#### PROVIDED RECORDS

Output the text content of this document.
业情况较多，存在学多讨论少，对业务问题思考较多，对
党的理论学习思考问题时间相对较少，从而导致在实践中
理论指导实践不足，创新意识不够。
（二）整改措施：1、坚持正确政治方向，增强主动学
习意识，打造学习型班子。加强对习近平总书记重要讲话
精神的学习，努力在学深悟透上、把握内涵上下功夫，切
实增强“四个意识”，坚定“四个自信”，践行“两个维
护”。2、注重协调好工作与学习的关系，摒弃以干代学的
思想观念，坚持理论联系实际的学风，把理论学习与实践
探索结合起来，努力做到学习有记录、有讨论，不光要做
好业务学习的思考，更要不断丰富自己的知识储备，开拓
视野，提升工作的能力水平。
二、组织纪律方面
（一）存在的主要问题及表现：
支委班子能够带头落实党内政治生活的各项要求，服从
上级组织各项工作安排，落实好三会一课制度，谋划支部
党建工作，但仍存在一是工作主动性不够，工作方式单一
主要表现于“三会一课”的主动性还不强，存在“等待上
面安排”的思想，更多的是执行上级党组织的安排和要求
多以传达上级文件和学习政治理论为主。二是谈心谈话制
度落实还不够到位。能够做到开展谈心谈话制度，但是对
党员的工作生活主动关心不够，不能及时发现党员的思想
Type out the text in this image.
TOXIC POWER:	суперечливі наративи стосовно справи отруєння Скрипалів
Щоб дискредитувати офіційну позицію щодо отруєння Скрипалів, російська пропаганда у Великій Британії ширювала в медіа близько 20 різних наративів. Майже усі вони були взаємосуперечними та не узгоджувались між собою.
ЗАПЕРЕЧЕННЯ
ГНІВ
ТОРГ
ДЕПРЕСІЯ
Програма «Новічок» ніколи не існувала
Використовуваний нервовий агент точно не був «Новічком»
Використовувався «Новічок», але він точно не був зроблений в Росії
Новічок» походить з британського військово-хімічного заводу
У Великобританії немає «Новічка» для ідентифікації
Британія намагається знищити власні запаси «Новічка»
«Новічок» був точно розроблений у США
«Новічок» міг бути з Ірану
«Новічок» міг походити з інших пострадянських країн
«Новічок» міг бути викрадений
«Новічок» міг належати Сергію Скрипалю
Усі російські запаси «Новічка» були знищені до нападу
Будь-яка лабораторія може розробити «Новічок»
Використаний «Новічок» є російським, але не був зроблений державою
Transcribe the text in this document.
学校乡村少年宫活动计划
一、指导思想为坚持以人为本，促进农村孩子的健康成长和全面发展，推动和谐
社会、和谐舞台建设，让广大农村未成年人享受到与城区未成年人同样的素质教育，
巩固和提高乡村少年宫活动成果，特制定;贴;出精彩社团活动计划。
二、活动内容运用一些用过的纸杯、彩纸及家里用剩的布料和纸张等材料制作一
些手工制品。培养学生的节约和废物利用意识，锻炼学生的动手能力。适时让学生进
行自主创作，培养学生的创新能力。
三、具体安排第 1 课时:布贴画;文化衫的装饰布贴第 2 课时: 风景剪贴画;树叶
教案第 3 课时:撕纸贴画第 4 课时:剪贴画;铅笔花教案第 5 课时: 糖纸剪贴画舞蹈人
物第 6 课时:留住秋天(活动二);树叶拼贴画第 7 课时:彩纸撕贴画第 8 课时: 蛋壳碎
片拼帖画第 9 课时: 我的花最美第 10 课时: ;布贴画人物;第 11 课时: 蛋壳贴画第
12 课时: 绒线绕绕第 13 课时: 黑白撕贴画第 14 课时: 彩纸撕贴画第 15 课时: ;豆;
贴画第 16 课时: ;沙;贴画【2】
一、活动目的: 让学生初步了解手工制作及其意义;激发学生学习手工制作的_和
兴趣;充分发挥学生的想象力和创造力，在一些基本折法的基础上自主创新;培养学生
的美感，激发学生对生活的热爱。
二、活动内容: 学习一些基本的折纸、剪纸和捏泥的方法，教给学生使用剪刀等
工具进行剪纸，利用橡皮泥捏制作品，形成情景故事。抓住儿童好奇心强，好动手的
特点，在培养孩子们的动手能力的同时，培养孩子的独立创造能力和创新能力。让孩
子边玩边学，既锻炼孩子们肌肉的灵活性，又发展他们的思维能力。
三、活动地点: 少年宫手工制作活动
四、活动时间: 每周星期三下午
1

########

* _PROBLEM TO WORK ON_: Locate each line with the word "Новічок" and copy it.

* _TASK RESULT_:
Програма «Новічок» ніколи не існувала
Використовувався «Новічок», але він точно не був зроблений в Росії
Новічок» походить з британського військово-хімічного заводу
«Новічок» був точно розроблений у США
«Новічок» міг бути з Ірану
«Новічок» міг походити з інших пострадянських країн
«Новічок» міг бути викрадений
«Новічок» міг належати Сергію Скрипалю
Будь-яка лабораторія може розробити «Новічок»
Використаний «Новічок» є російським, але не був зроблений державою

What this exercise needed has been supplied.